Start of INFORMATION SUPPLIED

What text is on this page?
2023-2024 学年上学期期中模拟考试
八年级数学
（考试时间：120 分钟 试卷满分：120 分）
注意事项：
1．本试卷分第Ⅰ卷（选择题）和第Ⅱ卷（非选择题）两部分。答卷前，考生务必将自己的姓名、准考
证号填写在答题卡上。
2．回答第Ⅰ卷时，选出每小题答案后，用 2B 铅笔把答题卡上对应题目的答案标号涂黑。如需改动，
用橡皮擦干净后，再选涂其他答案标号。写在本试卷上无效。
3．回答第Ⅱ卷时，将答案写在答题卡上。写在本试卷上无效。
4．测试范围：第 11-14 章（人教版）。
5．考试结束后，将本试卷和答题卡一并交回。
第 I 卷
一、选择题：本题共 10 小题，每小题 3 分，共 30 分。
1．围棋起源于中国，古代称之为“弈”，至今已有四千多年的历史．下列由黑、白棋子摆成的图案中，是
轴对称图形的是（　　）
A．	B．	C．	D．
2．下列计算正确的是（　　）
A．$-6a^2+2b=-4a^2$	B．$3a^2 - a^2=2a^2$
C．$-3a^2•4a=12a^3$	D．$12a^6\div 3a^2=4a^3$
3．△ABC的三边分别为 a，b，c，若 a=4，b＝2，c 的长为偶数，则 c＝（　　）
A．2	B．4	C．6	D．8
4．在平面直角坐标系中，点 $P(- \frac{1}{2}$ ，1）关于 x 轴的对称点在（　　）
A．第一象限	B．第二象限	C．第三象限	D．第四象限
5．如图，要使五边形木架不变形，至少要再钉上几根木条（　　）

End of INFORMATION SUPPLIED

▶ _EXERCISE TASK_
Within the listing above, copy each line that has the string "写在本试卷上无效".

▶ _WRITTEN SOLUTION_
用橡皮擦干净后，再选涂其他答案标号。写在本试卷上无效。
3．回答第Ⅱ卷时，将答案写在答题卡上。写在本试卷上无效。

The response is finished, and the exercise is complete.